Directive:
Lines containing the word "vidé" are to be located and copied.

^^^^

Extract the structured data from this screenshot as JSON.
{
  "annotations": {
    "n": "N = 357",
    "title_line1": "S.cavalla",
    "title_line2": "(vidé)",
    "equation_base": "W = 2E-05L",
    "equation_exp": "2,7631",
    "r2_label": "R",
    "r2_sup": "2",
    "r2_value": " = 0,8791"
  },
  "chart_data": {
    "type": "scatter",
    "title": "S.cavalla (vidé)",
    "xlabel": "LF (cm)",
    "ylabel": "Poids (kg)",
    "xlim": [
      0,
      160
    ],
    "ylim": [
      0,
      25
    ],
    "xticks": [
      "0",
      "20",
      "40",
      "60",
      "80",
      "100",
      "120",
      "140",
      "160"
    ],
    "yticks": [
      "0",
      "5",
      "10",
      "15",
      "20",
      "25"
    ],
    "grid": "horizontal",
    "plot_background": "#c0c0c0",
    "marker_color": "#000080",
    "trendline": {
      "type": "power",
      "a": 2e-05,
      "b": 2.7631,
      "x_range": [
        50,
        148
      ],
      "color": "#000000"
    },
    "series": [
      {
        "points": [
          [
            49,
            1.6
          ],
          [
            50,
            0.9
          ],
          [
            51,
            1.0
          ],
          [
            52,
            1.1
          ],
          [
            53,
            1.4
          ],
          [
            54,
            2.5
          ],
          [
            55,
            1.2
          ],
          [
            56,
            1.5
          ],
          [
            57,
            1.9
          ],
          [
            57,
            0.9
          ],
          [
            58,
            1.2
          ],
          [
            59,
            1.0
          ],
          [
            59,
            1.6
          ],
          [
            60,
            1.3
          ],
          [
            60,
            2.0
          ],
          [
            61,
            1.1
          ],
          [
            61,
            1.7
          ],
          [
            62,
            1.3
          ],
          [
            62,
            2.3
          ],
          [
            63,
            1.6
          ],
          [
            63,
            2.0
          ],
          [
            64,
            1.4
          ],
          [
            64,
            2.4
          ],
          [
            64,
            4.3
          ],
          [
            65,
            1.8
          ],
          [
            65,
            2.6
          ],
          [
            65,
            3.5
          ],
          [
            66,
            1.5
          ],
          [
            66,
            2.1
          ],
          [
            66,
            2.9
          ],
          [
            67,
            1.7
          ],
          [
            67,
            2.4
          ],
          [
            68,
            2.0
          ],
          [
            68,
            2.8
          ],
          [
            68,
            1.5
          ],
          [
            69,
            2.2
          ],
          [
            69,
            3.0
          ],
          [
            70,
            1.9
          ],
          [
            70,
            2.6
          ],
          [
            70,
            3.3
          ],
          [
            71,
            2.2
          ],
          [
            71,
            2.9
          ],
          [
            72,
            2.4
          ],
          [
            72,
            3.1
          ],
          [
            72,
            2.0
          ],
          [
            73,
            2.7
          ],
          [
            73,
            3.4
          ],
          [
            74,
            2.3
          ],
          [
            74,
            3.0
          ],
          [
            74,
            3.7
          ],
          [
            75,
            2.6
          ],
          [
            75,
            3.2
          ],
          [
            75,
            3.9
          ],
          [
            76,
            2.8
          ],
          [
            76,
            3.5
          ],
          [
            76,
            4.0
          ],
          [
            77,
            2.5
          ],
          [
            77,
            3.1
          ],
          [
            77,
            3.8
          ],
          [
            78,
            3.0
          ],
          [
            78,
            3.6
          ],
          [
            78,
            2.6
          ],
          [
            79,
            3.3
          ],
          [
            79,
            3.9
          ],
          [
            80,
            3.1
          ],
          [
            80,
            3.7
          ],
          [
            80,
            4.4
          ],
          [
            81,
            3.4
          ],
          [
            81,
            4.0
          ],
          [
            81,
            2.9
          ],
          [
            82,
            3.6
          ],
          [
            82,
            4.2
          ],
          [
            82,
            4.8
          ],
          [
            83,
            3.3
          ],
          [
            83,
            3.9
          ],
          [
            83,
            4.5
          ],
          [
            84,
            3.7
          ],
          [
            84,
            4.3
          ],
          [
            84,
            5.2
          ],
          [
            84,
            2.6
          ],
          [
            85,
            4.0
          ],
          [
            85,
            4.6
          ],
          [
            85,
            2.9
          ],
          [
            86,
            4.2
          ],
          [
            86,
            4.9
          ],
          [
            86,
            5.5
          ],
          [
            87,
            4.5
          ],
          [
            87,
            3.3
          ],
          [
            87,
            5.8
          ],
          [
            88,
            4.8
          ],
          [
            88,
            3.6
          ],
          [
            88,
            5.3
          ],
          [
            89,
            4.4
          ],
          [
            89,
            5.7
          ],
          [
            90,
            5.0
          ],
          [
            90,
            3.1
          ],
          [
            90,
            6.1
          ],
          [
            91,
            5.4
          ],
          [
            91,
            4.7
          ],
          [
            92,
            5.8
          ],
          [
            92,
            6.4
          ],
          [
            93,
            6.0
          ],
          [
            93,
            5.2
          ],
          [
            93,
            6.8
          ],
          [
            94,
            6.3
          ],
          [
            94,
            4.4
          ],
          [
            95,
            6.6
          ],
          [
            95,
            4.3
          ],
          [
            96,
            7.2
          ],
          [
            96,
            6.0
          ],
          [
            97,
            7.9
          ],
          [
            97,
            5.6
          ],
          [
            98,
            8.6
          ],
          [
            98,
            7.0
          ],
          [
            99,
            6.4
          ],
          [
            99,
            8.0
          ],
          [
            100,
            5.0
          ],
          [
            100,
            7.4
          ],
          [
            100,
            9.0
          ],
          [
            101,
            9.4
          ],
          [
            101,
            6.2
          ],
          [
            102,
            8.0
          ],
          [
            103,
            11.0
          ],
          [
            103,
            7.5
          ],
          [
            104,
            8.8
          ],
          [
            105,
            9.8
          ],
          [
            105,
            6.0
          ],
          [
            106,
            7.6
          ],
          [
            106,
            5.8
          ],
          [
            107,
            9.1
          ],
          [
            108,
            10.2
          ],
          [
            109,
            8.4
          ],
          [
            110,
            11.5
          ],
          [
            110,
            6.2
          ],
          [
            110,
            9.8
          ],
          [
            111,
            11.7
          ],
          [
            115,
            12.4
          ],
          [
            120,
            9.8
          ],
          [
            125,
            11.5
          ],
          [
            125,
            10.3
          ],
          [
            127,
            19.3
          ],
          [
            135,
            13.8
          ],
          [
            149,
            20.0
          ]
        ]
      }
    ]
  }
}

^^^^

Task result:
    "title_line2": "(vidé)",
    "title": "S.cavalla (vidé)",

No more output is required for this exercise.